begin The input
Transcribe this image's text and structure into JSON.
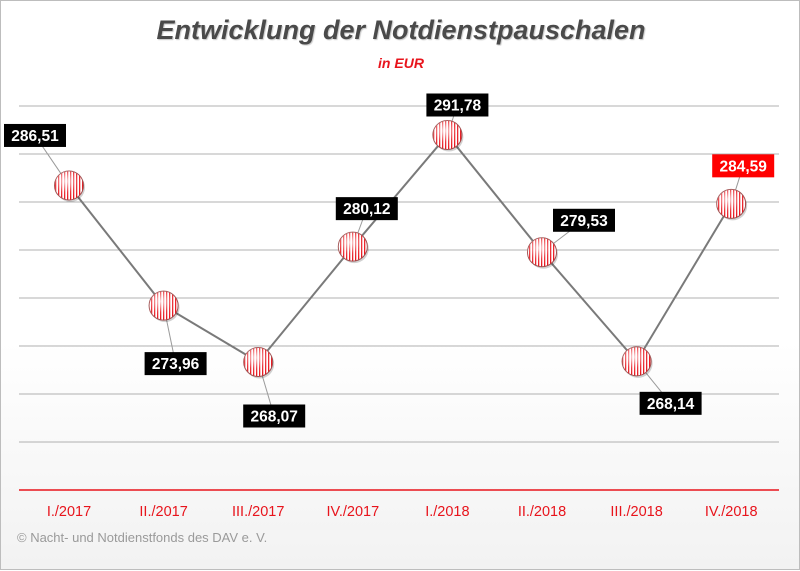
{
  "title": "Entwicklung der Notdienstpauschalen",
  "subtitle": "in EUR",
  "copyright": "© Nacht- und Notdienstfonds  des DAV e. V.",
  "colors": {
    "accent": "#e8141c",
    "line": "#7a7a7a",
    "label_bg": "#000000",
    "label_highlight_bg": "#ff0000",
    "grid": "#b0b0b0"
  },
  "chart_data": {
    "type": "line",
    "title": "Entwicklung der Notdienstpauschalen",
    "subtitle": "in EUR",
    "categories": [
      "I./2017",
      "II./2017",
      "III./2017",
      "IV./2017",
      "I./2018",
      "II./2018",
      "III./2018",
      "IV./2018"
    ],
    "series": [
      {
        "values": [
          286.51,
          273.96,
          268.07,
          280.12,
          291.78,
          279.53,
          268.14,
          284.59
        ],
        "labels": [
          "286,51",
          "273,96",
          "268,07",
          "280,12",
          "291,78",
          "279,53",
          "268,14",
          "284,59"
        ]
      }
    ],
    "highlighted_index": 7,
    "grid": true,
    "y_axis_labels_shown": false,
    "legend": "none"
  }
}
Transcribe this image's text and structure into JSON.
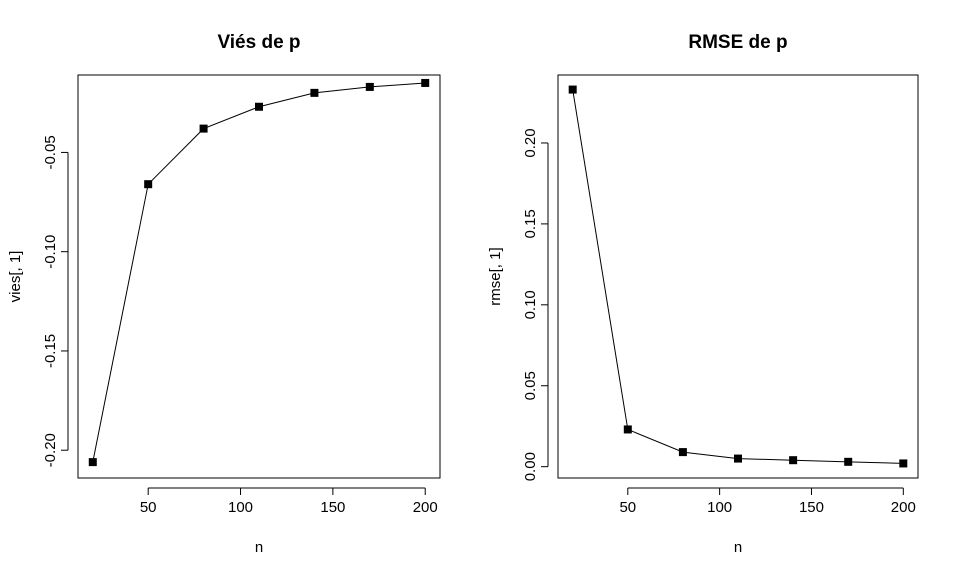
{
  "chart_data": [
    {
      "type": "line",
      "title": "Viés de p",
      "xlabel": "n",
      "ylabel": "vies[, 1]",
      "x": [
        20,
        50,
        80,
        110,
        140,
        170,
        200
      ],
      "series": [
        {
          "values": [
            -0.206,
            -0.066,
            -0.038,
            -0.027,
            -0.02,
            -0.017,
            -0.015
          ]
        }
      ],
      "xlim": [
        12,
        208
      ],
      "ylim": [
        -0.214,
        -0.011
      ],
      "xticks": [
        50,
        100,
        150,
        200
      ],
      "xtick_labels": [
        "50",
        "100",
        "150",
        "200"
      ],
      "yticks": [
        -0.2,
        -0.15,
        -0.1,
        -0.05
      ],
      "ytick_labels": [
        "-0.20",
        "-0.15",
        "-0.10",
        "-0.05"
      ],
      "markers": "filled-square",
      "grid": false,
      "line_color": "#000000"
    },
    {
      "type": "line",
      "title": "RMSE de p",
      "xlabel": "n",
      "ylabel": "rmse[, 1]",
      "x": [
        20,
        50,
        80,
        110,
        140,
        170,
        200
      ],
      "series": [
        {
          "values": [
            0.233,
            0.023,
            0.009,
            0.005,
            0.004,
            0.003,
            0.002
          ]
        }
      ],
      "xlim": [
        12,
        208
      ],
      "ylim": [
        -0.007,
        0.242
      ],
      "xticks": [
        50,
        100,
        150,
        200
      ],
      "xtick_labels": [
        "50",
        "100",
        "150",
        "200"
      ],
      "yticks": [
        0.0,
        0.05,
        0.1,
        0.15,
        0.2
      ],
      "ytick_labels": [
        "0.00",
        "0.05",
        "0.10",
        "0.15",
        "0.20"
      ],
      "markers": "filled-square",
      "grid": false,
      "line_color": "#000000"
    }
  ]
}
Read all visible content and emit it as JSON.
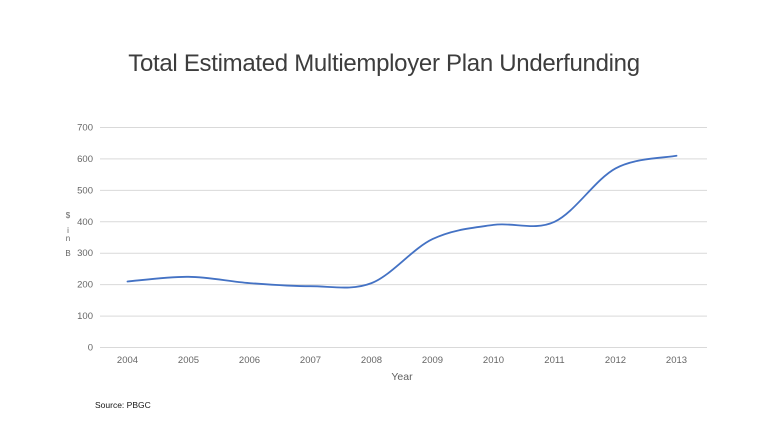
{
  "slide": {
    "source": "Source: PBGC"
  },
  "chart_data": {
    "type": "line",
    "title": "Total Estimated Multiemployer Plan Underfunding",
    "categories": [
      "2004",
      "2005",
      "2006",
      "2007",
      "2008",
      "2009",
      "2010",
      "2011",
      "2012",
      "2013"
    ],
    "values": [
      210,
      225,
      205,
      195,
      205,
      345,
      390,
      400,
      570,
      610
    ],
    "xlabel": "Year",
    "ylabel": "$ in B",
    "ylim": [
      0,
      700
    ],
    "ytick_interval": 100,
    "yticks": [
      "0",
      "100",
      "200",
      "300",
      "400",
      "500",
      "600",
      "700"
    ],
    "grid": "horizontal",
    "legend": "none",
    "smooth": true,
    "colors": {
      "line": "#4472C4",
      "gridline": "#D9D9D9",
      "axis_text": "#666666",
      "title_text": "#3d3d3d"
    }
  }
}
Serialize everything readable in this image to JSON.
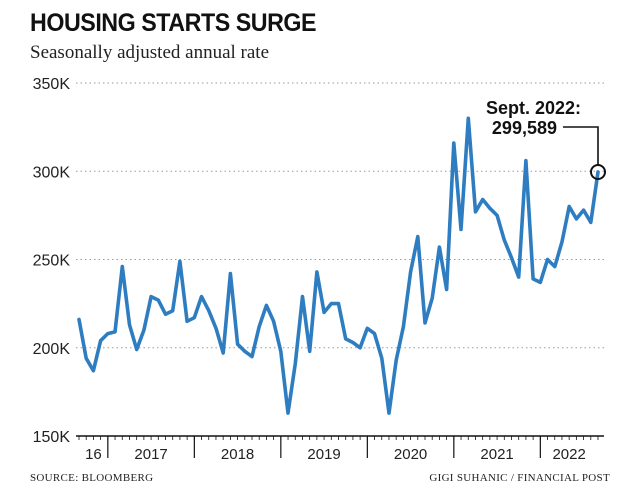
{
  "title": "HOUSING STARTS SURGE",
  "subtitle": "Seasonally adjusted annual rate",
  "source": "SOURCE: BLOOMBERG",
  "credit": "GIGI SUHANIC / FINANCIAL POST",
  "colors": {
    "line": "#2f7dc1",
    "text": "#111111",
    "grid": "#9a9a9a"
  },
  "chart_data": {
    "type": "line",
    "title": "HOUSING STARTS SURGE",
    "subtitle": "Seasonally adjusted annual rate",
    "xlabel": "",
    "ylabel": "",
    "ylim": [
      150000,
      350000
    ],
    "yticks": [
      150000,
      200000,
      250000,
      300000,
      350000
    ],
    "ytick_labels": [
      "150K",
      "200K",
      "250K",
      "300K",
      "350K"
    ],
    "grid": "horizontal dotted",
    "x_range": [
      "2016-09",
      "2022-09"
    ],
    "year_labels": [
      {
        "label": "16",
        "year_start": "2016-09"
      },
      {
        "label": "2017",
        "year_start": "2017-01"
      },
      {
        "label": "2018",
        "year_start": "2018-01"
      },
      {
        "label": "2019",
        "year_start": "2019-01"
      },
      {
        "label": "2020",
        "year_start": "2020-01"
      },
      {
        "label": "2021",
        "year_start": "2021-01"
      },
      {
        "label": "2022",
        "year_start": "2022-01"
      }
    ],
    "series": [
      {
        "x": [
          "2016-09",
          "2016-10",
          "2016-11",
          "2016-12",
          "2017-01",
          "2017-02",
          "2017-03",
          "2017-04",
          "2017-05",
          "2017-06",
          "2017-07",
          "2017-08",
          "2017-09",
          "2017-10",
          "2017-11",
          "2017-12",
          "2018-01",
          "2018-02",
          "2018-03",
          "2018-04",
          "2018-05",
          "2018-06",
          "2018-07",
          "2018-08",
          "2018-09",
          "2018-10",
          "2018-11",
          "2018-12",
          "2019-01",
          "2019-02",
          "2019-03",
          "2019-04",
          "2019-05",
          "2019-06",
          "2019-07",
          "2019-08",
          "2019-09",
          "2019-10",
          "2019-11",
          "2019-12",
          "2020-01",
          "2020-02",
          "2020-03",
          "2020-04",
          "2020-05",
          "2020-06",
          "2020-07",
          "2020-08",
          "2020-09",
          "2020-10",
          "2020-11",
          "2020-12",
          "2021-01",
          "2021-02",
          "2021-03",
          "2021-04",
          "2021-05",
          "2021-06",
          "2021-07",
          "2021-08",
          "2021-09",
          "2021-10",
          "2021-11",
          "2021-12",
          "2022-01",
          "2022-02",
          "2022-03",
          "2022-04",
          "2022-05",
          "2022-06",
          "2022-07",
          "2022-08",
          "2022-09"
        ],
        "y": [
          216000,
          194000,
          187000,
          204000,
          208000,
          209000,
          246000,
          213000,
          199000,
          210000,
          229000,
          227000,
          219000,
          221000,
          249000,
          215000,
          217000,
          229000,
          221000,
          211000,
          197000,
          242000,
          202000,
          198000,
          195000,
          212000,
          224000,
          215000,
          198000,
          163000,
          191000,
          229000,
          198000,
          243000,
          220000,
          225000,
          225000,
          205000,
          203000,
          200000,
          211000,
          208000,
          194000,
          163000,
          193000,
          212000,
          243000,
          263000,
          214000,
          228000,
          257000,
          233000,
          316000,
          267000,
          330000,
          277000,
          284000,
          279000,
          275000,
          261000,
          251000,
          240000,
          306000,
          239000,
          237000,
          250000,
          246000,
          260000,
          280000,
          273000,
          278000,
          271000,
          299589
        ]
      }
    ],
    "annotations": [
      {
        "text_line1": "Sept. 2022:",
        "text_line2": "299,589",
        "x": "2022-09",
        "y": 299589
      }
    ]
  }
}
end The input
» Written exercise:
Take the listing and print it again exactly, but without any pictures.

» Exercise output:
Transcribe this image's text and structure into JSON.
{
  "title": "Entwicklung der Notdienstpauschalen",
  "subtitle": "in EUR",
  "copyright": "© Nacht- und Notdienstfonds  des DAV e. V.",
  "colors": {
    "accent": "#e8141c",
    "line": "#7a7a7a",
    "label_bg": "#000000",
    "label_highlight_bg": "#ff0000",
    "grid": "#b0b0b0"
  },
  "chart_data": {
    "type": "line",
    "title": "Entwicklung der Notdienstpauschalen",
    "subtitle": "in EUR",
    "categories": [
      "I./2017",
      "II./2017",
      "III./2017",
      "IV./2017",
      "I./2018",
      "II./2018",
      "III./2018",
      "IV./2018"
    ],
    "series": [
      {
        "values": [
          286.51,
          273.96,
          268.07,
          280.12,
          291.78,
          279.53,
          268.14,
          284.59
        ],
        "labels": [
          "286,51",
          "273,96",
          "268,07",
          "280,12",
          "291,78",
          "279,53",
          "268,14",
          "284,59"
        ]
      }
    ],
    "highlighted_index": 7,
    "grid": true,
    "y_axis_labels_shown": false,
    "legend": "none"
  }
}
Transcribe this image's text and structure into JSON.
{
  "chart_data": [
    {
      "type": "line",
      "title": "Viés de p",
      "xlabel": "n",
      "ylabel": "vies[, 1]",
      "x": [
        20,
        50,
        80,
        110,
        140,
        170,
        200
      ],
      "series": [
        {
          "values": [
            -0.206,
            -0.066,
            -0.038,
            -0.027,
            -0.02,
            -0.017,
            -0.015
          ]
        }
      ],
      "xlim": [
        12,
        208
      ],
      "ylim": [
        -0.214,
        -0.011
      ],
      "xticks": [
        50,
        100,
        150,
        200
      ],
      "xtick_labels": [
        "50",
        "100",
        "150",
        "200"
      ],
      "yticks": [
        -0.2,
        -0.15,
        -0.1,
        -0.05
      ],
      "ytick_labels": [
        "-0.20",
        "-0.15",
        "-0.10",
        "-0.05"
      ],
      "markers": "filled-square",
      "grid": false,
      "line_color": "#000000"
    },
    {
      "type": "line",
      "title": "RMSE de p",
      "xlabel": "n",
      "ylabel": "rmse[, 1]",
      "x": [
        20,
        50,
        80,
        110,
        140,
        170,
        200
      ],
      "series": [
        {
          "values": [
            0.233,
            0.023,
            0.009,
            0.005,
            0.004,
            0.003,
            0.002
          ]
        }
      ],
      "xlim": [
        12,
        208
      ],
      "ylim": [
        -0.007,
        0.242
      ],
      "xticks": [
        50,
        100,
        150,
        200
      ],
      "xtick_labels": [
        "50",
        "100",
        "150",
        "200"
      ],
      "yticks": [
        0.0,
        0.05,
        0.1,
        0.15,
        0.2
      ],
      "ytick_labels": [
        "0.00",
        "0.05",
        "0.10",
        "0.15",
        "0.20"
      ],
      "markers": "filled-square",
      "grid": false,
      "line_color": "#000000"
    }
  ]
}
Read all visible content and emit it as JSON.
{
  "slide": {
    "source": "Source: PBGC"
  },
  "chart_data": {
    "type": "line",
    "title": "Total Estimated Multiemployer Plan Underfunding",
    "categories": [
      "2004",
      "2005",
      "2006",
      "2007",
      "2008",
      "2009",
      "2010",
      "2011",
      "2012",
      "2013"
    ],
    "values": [
      210,
      225,
      205,
      195,
      205,
      345,
      390,
      400,
      570,
      610
    ],
    "xlabel": "Year",
    "ylabel": "$ in B",
    "ylim": [
      0,
      700
    ],
    "ytick_interval": 100,
    "yticks": [
      "0",
      "100",
      "200",
      "300",
      "400",
      "500",
      "600",
      "700"
    ],
    "grid": "horizontal",
    "legend": "none",
    "smooth": true,
    "colors": {
      "line": "#4472C4",
      "gridline": "#D9D9D9",
      "axis_text": "#666666",
      "title_text": "#3d3d3d"
    }
  }
}
Serialize everything readable in this image to JSON.
{
  "title": "HOUSING STARTS SURGE",
  "subtitle": "Seasonally adjusted annual rate",
  "source": "SOURCE: BLOOMBERG",
  "credit": "GIGI SUHANIC / FINANCIAL POST",
  "colors": {
    "line": "#2f7dc1",
    "text": "#111111",
    "grid": "#9a9a9a"
  },
  "chart_data": {
    "type": "line",
    "title": "HOUSING STARTS SURGE",
    "subtitle": "Seasonally adjusted annual rate",
    "xlabel": "",
    "ylabel": "",
    "ylim": [
      150000,
      350000
    ],
    "yticks": [
      150000,
      200000,
      250000,
      300000,
      350000
    ],
    "ytick_labels": [
      "150K",
      "200K",
      "250K",
      "300K",
      "350K"
    ],
    "grid": "horizontal dotted",
    "x_range": [
      "2016-09",
      "2022-09"
    ],
    "year_labels": [
      {
        "label": "16",
        "year_start": "2016-09"
      },
      {
        "label": "2017",
        "year_start": "2017-01"
      },
      {
        "label": "2018",
        "year_start": "2018-01"
      },
      {
        "label": "2019",
        "year_start": "2019-01"
      },
      {
        "label": "2020",
        "year_start": "2020-01"
      },
      {
        "label": "2021",
        "year_start": "2021-01"
      },
      {
        "label": "2022",
        "year_start": "2022-01"
      }
    ],
    "series": [
      {
        "x": [
          "2016-09",
          "2016-10",
          "2016-11",
          "2016-12",
          "2017-01",
          "2017-02",
          "2017-03",
          "2017-04",
          "2017-05",
          "2017-06",
          "2017-07",
          "2017-08",
          "2017-09",
          "2017-10",
          "2017-11",
          "2017-12",
          "2018-01",
          "2018-02",
          "2018-03",
          "2018-04",
          "2018-05",
          "2018-06",
          "2018-07",
          "2018-08",
          "2018-09",
          "2018-10",
          "2018-11",
          "2018-12",
          "2019-01",
          "2019-02",
          "2019-03",
          "2019-04",
          "2019-05",
          "2019-06",
          "2019-07",
          "2019-08",
          "2019-09",
          "2019-10",
          "2019-11",
          "2019-12",
          "2020-01",
          "2020-02",
          "2020-03",
          "2020-04",
          "2020-05",
          "2020-06",
          "2020-07",
          "2020-08",
          "2020-09",
          "2020-10",
          "2020-11",
          "2020-12",
          "2021-01",
          "2021-02",
          "2021-03",
          "2021-04",
          "2021-05",
          "2021-06",
          "2021-07",
          "2021-08",
          "2021-09",
          "2021-10",
          "2021-11",
          "2021-12",
          "2022-01",
          "2022-02",
          "2022-03",
          "2022-04",
          "2022-05",
          "2022-06",
          "2022-07",
          "2022-08",
          "2022-09"
        ],
        "y": [
          216000,
          194000,
          187000,
          204000,
          208000,
          209000,
          246000,
          213000,
          199000,
          210000,
          229000,
          227000,
          219000,
          221000,
          249000,
          215000,
          217000,
          229000,
          221000,
          211000,
          197000,
          242000,
          202000,
          198000,
          195000,
          212000,
          224000,
          215000,
          198000,
          163000,
          191000,
          229000,
          198000,
          243000,
          220000,
          225000,
          225000,
          205000,
          203000,
          200000,
          211000,
          208000,
          194000,
          163000,
          193000,
          212000,
          243000,
          263000,
          214000,
          228000,
          257000,
          233000,
          316000,
          267000,
          330000,
          277000,
          284000,
          279000,
          275000,
          261000,
          251000,
          240000,
          306000,
          239000,
          237000,
          250000,
          246000,
          260000,
          280000,
          273000,
          278000,
          271000,
          299589
        ]
      }
    ],
    "annotations": [
      {
        "text_line1": "Sept. 2022:",
        "text_line2": "299,589",
        "x": "2022-09",
        "y": 299589
      }
    ]
  }
}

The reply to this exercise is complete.